_WHAT IS ASKED_
Locate the word "chevron" in the entries below, then gather every line that holds it.

——

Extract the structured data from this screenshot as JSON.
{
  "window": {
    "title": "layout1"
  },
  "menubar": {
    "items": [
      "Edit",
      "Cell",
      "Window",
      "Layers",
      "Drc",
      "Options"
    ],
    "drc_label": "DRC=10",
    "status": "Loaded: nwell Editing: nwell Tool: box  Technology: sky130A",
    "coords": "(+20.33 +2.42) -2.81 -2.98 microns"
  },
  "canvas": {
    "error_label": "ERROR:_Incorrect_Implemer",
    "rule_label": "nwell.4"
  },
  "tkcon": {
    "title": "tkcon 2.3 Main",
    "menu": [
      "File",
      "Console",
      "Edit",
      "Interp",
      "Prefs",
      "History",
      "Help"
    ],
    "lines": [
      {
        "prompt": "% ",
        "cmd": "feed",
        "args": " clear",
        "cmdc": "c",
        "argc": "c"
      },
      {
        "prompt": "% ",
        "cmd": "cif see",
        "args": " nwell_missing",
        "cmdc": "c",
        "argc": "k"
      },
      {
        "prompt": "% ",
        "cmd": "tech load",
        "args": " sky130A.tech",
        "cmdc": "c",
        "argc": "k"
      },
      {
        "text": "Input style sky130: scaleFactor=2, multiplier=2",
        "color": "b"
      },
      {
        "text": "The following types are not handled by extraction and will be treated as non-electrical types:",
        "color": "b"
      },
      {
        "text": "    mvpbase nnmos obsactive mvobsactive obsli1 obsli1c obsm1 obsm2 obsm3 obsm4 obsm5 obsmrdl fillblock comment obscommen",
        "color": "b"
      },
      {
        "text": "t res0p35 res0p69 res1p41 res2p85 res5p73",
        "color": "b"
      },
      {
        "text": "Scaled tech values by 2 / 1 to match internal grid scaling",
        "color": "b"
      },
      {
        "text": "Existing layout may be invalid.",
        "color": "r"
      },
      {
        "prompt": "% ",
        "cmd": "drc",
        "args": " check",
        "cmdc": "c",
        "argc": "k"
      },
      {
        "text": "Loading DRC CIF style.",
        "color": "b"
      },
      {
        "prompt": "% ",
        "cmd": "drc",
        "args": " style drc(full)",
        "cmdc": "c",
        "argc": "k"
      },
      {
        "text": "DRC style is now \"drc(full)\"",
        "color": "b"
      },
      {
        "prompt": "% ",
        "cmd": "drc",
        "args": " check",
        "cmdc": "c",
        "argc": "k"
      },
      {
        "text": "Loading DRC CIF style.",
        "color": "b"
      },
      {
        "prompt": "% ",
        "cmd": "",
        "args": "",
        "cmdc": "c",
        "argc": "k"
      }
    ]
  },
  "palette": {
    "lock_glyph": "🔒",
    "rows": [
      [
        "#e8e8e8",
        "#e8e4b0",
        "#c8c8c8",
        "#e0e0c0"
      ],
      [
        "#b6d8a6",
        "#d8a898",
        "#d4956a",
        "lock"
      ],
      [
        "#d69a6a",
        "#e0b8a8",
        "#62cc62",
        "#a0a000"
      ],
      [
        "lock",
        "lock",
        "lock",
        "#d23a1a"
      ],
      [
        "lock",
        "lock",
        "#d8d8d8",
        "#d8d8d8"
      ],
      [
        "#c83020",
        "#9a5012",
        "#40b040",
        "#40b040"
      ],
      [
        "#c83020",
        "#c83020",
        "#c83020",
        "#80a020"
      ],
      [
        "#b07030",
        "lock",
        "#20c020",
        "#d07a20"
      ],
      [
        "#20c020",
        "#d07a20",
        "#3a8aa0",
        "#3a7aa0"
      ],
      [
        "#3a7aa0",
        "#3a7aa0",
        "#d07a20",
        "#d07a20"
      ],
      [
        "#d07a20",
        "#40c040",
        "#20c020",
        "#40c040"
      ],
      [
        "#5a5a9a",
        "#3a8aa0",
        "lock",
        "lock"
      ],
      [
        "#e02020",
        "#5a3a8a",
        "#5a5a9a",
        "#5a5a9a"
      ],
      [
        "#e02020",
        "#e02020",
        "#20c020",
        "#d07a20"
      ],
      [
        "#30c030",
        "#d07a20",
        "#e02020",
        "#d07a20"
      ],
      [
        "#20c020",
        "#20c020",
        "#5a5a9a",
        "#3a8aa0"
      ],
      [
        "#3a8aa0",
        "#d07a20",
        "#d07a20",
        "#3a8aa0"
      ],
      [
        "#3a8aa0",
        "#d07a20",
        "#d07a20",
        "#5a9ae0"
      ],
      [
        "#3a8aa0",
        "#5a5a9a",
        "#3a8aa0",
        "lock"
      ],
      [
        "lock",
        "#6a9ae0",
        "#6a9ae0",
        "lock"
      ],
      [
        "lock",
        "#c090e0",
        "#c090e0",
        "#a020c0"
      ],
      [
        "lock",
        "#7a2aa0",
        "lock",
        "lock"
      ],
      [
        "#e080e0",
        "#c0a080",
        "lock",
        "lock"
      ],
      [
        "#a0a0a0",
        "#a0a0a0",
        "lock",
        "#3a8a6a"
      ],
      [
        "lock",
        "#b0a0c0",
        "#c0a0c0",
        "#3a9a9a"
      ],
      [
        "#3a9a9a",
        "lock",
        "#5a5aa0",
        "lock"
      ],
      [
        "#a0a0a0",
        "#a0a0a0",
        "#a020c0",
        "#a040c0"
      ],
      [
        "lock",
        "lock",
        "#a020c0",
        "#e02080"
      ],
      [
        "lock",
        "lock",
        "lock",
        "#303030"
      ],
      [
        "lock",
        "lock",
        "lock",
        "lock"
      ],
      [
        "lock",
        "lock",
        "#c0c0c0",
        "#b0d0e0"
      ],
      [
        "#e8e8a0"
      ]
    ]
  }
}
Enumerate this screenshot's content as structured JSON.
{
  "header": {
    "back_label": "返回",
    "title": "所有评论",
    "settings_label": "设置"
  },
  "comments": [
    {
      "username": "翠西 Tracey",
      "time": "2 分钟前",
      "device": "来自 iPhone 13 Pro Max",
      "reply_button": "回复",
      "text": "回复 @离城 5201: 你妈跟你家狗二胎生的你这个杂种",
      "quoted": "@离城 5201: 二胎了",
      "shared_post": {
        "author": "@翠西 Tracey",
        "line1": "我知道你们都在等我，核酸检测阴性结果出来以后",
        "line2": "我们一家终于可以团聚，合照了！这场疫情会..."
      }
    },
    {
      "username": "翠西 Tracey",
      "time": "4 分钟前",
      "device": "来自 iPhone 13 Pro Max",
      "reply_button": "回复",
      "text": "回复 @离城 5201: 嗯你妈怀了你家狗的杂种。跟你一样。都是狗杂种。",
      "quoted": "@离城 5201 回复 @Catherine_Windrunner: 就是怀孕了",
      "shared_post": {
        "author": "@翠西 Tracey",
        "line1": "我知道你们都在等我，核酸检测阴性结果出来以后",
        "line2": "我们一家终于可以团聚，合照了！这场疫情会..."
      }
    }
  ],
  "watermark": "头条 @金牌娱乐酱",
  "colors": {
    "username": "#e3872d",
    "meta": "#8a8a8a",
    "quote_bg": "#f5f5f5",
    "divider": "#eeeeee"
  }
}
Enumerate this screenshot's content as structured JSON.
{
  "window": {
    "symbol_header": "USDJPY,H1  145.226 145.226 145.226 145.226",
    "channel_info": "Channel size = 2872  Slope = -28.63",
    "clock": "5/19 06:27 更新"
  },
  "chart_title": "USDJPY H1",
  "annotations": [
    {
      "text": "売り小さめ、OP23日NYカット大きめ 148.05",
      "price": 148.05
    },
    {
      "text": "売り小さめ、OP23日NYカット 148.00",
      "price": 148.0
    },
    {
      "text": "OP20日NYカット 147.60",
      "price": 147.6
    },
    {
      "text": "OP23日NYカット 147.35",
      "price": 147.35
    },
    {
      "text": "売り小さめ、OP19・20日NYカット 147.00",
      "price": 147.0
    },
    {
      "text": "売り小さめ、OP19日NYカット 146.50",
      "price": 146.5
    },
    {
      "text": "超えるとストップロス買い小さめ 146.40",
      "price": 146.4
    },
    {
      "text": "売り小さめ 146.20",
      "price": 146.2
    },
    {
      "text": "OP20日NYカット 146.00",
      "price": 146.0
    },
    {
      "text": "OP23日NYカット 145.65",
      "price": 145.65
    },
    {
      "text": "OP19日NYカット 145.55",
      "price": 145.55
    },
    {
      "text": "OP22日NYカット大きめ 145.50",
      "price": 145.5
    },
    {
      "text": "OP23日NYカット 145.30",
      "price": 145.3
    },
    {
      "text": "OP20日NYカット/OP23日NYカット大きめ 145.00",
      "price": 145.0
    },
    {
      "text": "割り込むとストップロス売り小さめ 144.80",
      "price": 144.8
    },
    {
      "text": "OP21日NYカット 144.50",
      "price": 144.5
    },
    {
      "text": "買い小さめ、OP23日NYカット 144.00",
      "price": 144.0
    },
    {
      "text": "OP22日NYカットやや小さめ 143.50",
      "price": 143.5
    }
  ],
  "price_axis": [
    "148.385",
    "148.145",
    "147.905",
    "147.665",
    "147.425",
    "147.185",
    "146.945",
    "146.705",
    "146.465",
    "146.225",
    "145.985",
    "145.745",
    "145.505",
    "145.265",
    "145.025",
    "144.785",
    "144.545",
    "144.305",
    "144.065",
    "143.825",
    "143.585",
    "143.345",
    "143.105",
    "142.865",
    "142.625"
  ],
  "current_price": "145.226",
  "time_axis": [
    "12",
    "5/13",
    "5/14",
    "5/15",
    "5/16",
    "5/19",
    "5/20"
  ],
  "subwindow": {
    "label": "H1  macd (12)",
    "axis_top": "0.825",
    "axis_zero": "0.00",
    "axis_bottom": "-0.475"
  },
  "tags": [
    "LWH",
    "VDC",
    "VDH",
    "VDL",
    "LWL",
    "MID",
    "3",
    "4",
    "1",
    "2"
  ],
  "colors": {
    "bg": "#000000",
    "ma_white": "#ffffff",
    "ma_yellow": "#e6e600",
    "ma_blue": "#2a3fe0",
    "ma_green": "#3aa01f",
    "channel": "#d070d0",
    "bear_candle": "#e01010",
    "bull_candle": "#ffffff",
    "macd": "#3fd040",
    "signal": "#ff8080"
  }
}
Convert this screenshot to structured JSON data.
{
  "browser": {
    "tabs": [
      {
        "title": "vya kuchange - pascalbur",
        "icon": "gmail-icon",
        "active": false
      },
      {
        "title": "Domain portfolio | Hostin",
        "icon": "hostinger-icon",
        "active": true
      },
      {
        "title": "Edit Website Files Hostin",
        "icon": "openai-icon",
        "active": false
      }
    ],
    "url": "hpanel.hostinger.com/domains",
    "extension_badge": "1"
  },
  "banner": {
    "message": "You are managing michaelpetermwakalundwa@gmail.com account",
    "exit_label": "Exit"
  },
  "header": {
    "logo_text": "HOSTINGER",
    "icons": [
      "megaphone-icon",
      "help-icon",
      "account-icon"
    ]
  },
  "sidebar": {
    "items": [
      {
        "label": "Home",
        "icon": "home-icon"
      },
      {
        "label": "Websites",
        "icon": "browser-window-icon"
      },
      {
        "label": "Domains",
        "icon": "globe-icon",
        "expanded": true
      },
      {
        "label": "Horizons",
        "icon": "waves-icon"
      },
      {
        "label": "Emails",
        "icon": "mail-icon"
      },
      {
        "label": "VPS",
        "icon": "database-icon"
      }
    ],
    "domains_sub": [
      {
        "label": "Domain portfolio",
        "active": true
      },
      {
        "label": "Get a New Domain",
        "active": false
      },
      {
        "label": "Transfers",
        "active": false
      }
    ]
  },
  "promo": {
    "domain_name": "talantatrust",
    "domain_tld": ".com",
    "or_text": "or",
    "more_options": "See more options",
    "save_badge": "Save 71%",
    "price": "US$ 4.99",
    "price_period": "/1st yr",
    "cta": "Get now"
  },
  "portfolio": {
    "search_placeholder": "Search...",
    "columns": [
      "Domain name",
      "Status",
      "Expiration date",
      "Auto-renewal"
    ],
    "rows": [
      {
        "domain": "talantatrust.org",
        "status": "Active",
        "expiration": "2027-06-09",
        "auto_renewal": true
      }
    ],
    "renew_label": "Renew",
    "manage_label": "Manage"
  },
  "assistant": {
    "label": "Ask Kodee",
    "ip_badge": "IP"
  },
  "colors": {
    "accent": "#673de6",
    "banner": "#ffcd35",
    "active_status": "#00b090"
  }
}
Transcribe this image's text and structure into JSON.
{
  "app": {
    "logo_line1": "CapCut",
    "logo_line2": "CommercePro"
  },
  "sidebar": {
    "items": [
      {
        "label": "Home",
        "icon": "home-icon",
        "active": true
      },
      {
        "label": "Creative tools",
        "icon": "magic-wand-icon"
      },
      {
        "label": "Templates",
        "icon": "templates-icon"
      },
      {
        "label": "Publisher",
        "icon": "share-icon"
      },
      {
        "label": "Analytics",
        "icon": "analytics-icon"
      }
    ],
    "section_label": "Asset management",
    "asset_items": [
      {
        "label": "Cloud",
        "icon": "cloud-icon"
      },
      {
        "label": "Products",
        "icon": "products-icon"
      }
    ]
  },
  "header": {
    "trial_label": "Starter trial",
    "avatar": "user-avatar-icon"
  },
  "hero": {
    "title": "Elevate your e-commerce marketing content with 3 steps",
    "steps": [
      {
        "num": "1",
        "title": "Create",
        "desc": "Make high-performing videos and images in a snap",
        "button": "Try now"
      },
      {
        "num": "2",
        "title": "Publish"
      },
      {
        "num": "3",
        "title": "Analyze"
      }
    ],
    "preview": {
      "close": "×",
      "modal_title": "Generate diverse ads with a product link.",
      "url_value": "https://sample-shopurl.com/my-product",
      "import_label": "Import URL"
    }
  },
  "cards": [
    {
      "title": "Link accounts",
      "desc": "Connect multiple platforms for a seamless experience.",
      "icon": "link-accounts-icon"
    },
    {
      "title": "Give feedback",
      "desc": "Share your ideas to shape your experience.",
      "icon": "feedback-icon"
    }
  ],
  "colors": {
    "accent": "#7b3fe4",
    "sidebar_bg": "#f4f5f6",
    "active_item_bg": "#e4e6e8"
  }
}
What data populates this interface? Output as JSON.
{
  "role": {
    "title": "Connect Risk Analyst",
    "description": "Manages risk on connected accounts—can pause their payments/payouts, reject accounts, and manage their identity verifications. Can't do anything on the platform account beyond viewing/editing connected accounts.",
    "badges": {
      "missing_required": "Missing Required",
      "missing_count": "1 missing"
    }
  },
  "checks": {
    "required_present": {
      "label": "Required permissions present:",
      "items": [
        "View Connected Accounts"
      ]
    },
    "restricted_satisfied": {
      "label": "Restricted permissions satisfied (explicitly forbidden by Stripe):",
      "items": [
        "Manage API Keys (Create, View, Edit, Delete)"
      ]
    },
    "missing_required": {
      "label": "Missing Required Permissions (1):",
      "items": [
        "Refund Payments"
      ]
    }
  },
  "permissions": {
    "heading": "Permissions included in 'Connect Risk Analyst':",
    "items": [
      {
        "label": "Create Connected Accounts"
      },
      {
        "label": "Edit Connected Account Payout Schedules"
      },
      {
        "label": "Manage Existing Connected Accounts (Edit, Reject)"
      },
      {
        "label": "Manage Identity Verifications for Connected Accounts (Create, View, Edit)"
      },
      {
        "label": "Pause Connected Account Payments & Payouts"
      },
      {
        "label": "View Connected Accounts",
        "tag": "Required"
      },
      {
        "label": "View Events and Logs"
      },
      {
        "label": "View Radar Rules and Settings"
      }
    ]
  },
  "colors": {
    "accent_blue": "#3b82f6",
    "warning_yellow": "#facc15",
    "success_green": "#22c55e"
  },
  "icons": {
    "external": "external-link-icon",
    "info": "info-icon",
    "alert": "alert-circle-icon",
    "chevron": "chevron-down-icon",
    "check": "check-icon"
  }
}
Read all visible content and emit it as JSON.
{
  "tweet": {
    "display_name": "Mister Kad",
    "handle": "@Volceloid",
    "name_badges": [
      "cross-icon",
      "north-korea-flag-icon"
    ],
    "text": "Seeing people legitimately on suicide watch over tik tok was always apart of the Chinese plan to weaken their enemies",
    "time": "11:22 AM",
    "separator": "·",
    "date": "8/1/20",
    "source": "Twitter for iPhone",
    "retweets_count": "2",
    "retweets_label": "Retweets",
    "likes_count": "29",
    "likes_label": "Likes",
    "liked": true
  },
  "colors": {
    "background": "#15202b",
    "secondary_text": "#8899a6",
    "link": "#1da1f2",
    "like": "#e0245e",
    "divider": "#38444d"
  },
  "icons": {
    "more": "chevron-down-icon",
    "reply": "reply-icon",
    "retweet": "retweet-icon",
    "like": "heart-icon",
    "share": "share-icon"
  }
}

——

_SOLUTION TO THIS TASK_
    "chevron": "chevron-down-icon",
    "more": "chevron-down-icon",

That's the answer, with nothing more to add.